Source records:

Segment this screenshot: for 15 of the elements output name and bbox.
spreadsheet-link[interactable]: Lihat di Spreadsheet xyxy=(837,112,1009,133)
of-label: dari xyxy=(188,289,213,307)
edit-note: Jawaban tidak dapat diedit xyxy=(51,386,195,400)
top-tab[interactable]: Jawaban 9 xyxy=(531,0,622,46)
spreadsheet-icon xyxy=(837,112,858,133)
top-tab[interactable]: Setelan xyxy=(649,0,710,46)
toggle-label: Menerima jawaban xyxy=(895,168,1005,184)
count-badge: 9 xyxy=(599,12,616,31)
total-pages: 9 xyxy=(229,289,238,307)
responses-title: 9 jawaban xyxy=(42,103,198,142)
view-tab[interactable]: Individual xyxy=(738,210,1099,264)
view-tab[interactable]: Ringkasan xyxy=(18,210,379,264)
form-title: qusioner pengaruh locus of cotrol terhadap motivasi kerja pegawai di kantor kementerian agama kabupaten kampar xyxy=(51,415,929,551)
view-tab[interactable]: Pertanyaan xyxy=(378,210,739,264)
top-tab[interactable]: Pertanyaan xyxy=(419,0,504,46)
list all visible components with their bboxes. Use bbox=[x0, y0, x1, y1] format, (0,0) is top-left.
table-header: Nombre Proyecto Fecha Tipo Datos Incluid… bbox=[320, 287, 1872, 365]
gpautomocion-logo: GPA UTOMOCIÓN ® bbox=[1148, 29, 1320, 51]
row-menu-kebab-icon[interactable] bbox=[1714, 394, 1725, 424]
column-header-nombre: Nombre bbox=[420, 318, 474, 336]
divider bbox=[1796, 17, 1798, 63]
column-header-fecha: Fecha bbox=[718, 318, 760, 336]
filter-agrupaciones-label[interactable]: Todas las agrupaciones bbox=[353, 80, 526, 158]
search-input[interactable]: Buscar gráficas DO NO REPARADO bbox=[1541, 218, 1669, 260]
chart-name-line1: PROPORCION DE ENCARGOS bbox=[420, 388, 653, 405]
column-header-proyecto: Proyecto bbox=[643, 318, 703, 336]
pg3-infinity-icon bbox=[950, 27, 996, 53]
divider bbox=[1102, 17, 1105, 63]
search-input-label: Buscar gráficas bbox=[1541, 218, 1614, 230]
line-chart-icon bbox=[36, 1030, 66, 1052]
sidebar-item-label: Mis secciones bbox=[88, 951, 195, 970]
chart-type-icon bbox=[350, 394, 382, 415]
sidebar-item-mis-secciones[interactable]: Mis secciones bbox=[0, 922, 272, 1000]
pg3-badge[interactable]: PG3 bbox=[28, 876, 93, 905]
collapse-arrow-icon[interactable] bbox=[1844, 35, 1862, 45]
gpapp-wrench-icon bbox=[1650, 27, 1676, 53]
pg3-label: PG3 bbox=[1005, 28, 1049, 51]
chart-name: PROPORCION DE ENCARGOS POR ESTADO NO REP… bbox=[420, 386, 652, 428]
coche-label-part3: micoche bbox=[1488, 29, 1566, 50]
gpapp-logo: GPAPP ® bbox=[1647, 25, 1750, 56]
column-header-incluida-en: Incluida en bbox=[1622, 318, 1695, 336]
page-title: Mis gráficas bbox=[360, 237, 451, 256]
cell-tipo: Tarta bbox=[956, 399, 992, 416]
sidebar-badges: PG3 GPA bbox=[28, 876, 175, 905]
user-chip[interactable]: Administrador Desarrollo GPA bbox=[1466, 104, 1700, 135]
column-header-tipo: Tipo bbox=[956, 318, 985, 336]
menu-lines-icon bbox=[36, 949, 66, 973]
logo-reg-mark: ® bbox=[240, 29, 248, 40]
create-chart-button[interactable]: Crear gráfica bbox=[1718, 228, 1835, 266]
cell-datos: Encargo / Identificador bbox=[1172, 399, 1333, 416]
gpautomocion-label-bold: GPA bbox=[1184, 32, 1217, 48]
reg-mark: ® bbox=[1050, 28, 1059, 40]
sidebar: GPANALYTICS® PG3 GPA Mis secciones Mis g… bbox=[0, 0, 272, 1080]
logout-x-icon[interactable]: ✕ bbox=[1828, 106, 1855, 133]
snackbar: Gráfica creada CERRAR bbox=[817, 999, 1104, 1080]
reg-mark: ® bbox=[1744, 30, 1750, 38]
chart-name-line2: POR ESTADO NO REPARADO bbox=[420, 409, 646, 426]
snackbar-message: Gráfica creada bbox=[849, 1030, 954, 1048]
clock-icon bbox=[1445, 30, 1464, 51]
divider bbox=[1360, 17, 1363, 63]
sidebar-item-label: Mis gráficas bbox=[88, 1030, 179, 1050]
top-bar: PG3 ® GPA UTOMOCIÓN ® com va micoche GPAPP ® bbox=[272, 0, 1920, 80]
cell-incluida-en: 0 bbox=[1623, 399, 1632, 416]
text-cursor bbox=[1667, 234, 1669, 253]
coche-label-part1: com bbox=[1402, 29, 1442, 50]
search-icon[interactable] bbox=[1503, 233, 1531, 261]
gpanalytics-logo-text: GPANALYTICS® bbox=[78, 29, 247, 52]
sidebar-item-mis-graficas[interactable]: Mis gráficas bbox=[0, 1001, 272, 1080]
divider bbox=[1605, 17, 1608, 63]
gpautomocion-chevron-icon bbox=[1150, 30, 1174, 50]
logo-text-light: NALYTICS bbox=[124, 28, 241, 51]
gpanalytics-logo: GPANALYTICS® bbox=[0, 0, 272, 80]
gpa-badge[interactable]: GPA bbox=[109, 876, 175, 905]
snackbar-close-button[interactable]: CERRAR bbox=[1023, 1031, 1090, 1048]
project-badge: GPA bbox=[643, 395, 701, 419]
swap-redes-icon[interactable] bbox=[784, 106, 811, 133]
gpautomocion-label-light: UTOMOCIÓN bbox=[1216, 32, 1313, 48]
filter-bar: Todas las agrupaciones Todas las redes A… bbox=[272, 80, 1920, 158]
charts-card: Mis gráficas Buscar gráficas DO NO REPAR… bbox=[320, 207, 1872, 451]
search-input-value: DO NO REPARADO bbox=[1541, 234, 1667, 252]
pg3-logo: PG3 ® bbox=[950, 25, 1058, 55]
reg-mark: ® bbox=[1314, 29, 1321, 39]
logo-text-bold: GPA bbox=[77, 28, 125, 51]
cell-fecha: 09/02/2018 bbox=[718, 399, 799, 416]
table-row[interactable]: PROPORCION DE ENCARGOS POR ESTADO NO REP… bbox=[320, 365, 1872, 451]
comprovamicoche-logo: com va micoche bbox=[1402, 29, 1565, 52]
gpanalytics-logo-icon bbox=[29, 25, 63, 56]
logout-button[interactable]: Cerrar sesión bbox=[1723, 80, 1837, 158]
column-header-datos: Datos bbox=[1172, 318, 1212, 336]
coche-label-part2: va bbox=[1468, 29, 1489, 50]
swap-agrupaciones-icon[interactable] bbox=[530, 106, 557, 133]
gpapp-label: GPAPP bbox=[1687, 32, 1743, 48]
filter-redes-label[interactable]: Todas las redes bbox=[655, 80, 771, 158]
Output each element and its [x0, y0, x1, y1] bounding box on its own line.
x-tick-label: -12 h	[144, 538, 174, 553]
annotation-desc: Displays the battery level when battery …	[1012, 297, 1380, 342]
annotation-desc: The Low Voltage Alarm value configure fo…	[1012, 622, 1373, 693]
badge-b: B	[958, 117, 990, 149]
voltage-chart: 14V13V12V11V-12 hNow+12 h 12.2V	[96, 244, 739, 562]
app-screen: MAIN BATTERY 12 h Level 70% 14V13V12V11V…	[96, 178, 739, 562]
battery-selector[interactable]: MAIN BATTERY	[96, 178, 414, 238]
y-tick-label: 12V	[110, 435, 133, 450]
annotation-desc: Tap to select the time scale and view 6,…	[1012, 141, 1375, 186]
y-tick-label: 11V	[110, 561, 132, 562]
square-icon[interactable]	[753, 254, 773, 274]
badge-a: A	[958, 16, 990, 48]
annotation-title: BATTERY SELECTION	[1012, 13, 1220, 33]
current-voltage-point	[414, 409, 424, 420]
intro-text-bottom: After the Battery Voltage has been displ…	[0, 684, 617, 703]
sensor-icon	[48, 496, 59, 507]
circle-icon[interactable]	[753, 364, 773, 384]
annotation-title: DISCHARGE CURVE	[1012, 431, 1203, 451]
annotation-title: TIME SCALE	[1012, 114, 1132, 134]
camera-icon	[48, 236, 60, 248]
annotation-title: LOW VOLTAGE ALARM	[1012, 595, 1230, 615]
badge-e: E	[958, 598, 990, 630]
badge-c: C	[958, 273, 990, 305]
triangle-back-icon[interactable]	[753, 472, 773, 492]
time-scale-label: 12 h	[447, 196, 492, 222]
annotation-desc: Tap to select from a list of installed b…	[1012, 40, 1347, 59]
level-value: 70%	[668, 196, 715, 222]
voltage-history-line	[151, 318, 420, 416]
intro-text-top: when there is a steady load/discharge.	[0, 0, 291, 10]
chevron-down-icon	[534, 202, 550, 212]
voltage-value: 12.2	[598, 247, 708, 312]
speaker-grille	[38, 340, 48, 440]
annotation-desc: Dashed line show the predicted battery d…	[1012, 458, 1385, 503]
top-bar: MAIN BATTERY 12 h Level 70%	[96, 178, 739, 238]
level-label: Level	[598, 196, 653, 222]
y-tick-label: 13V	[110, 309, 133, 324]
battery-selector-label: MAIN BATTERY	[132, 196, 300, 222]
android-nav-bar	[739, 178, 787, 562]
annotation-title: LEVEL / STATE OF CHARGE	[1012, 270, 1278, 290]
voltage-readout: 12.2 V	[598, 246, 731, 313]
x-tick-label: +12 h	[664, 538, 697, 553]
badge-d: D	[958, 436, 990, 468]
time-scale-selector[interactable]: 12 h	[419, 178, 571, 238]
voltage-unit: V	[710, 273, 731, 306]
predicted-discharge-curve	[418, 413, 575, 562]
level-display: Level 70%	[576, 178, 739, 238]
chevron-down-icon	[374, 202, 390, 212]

EXERCISE TASK:
Reproduce verbatim the entries from the first line up to and including the line that contains "toggle-label: Menerima jawaban".

FULL OUTPUT:
Segment this screenshot: for 15 of the elements output name and bbox.
spreadsheet-link[interactable]: Lihat di Spreadsheet xyxy=(837,112,1009,133)
of-label: dari xyxy=(188,289,213,307)
edit-note: Jawaban tidak dapat diedit xyxy=(51,386,195,400)
top-tab[interactable]: Jawaban 9 xyxy=(531,0,622,46)
spreadsheet-icon xyxy=(837,112,858,133)
top-tab[interactable]: Setelan xyxy=(649,0,710,46)
toggle-label: Menerima jawaban xyxy=(895,168,1005,184)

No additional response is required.